<<<<

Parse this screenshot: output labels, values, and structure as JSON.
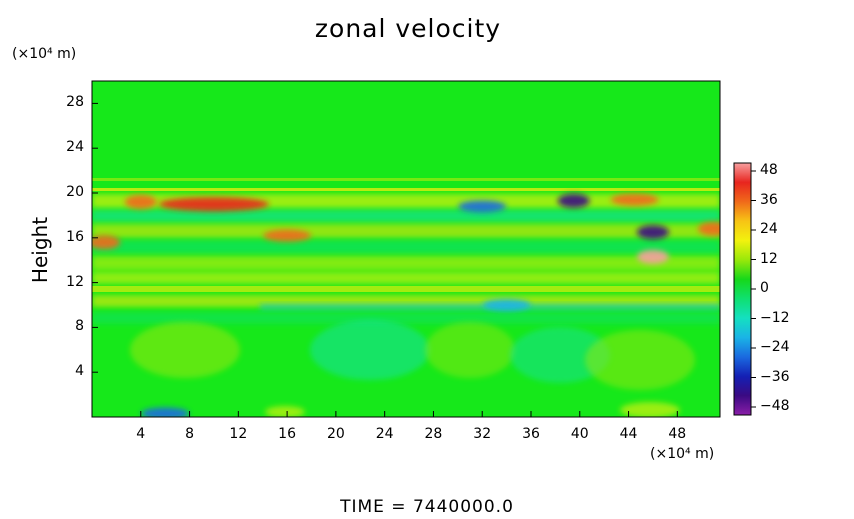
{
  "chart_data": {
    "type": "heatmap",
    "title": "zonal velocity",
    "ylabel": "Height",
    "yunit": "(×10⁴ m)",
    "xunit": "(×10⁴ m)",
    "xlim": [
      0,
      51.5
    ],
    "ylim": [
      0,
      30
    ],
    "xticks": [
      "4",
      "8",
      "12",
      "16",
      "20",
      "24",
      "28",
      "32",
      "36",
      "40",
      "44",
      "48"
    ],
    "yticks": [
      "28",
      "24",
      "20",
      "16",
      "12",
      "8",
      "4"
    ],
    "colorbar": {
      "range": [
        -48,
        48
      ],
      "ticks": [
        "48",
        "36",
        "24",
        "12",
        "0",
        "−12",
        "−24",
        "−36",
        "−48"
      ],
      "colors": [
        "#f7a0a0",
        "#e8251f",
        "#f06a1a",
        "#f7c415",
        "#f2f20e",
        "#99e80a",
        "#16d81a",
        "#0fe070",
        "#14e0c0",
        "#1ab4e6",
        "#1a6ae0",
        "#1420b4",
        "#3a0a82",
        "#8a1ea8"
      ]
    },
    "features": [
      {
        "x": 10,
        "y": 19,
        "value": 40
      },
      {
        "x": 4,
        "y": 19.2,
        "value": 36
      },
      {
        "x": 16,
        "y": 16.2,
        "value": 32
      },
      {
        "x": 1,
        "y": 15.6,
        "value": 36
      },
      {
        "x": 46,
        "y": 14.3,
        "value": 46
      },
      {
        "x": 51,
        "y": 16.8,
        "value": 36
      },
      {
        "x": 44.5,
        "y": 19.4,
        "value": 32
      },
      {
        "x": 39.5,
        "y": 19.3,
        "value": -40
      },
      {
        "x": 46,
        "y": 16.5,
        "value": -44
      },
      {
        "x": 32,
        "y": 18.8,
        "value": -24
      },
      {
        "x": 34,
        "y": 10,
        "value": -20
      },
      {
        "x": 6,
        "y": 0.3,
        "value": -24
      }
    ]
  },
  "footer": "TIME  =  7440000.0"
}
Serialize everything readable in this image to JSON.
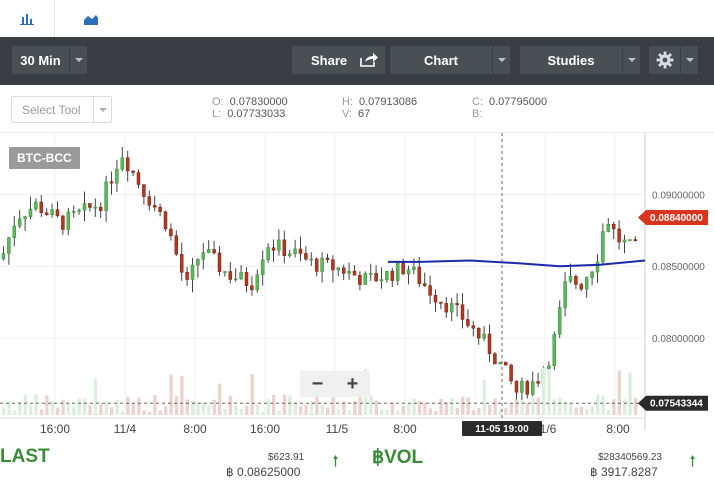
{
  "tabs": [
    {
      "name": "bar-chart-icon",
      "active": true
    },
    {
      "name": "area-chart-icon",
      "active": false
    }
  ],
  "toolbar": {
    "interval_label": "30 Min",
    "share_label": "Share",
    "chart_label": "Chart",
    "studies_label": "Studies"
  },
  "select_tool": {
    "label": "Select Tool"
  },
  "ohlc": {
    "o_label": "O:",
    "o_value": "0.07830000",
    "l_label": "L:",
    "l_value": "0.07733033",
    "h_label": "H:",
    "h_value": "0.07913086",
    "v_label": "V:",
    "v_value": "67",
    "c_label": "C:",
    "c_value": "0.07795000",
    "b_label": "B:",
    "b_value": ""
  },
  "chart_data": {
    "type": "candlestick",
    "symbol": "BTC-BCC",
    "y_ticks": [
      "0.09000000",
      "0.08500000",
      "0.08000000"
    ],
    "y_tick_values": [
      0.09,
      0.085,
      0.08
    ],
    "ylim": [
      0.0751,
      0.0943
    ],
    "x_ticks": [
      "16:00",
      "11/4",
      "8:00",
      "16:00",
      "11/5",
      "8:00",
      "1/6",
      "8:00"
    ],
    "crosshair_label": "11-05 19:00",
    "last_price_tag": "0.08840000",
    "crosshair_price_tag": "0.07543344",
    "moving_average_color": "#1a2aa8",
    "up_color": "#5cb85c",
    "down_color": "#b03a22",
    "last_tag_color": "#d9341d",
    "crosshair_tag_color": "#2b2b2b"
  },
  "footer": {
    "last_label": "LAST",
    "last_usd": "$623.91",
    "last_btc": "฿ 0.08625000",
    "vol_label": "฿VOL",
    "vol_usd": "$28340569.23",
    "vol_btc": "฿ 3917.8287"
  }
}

>>>>

What you will do:
Report the number of lines of the listing above that hold the string "icon", with no other text.

Problem solution:
2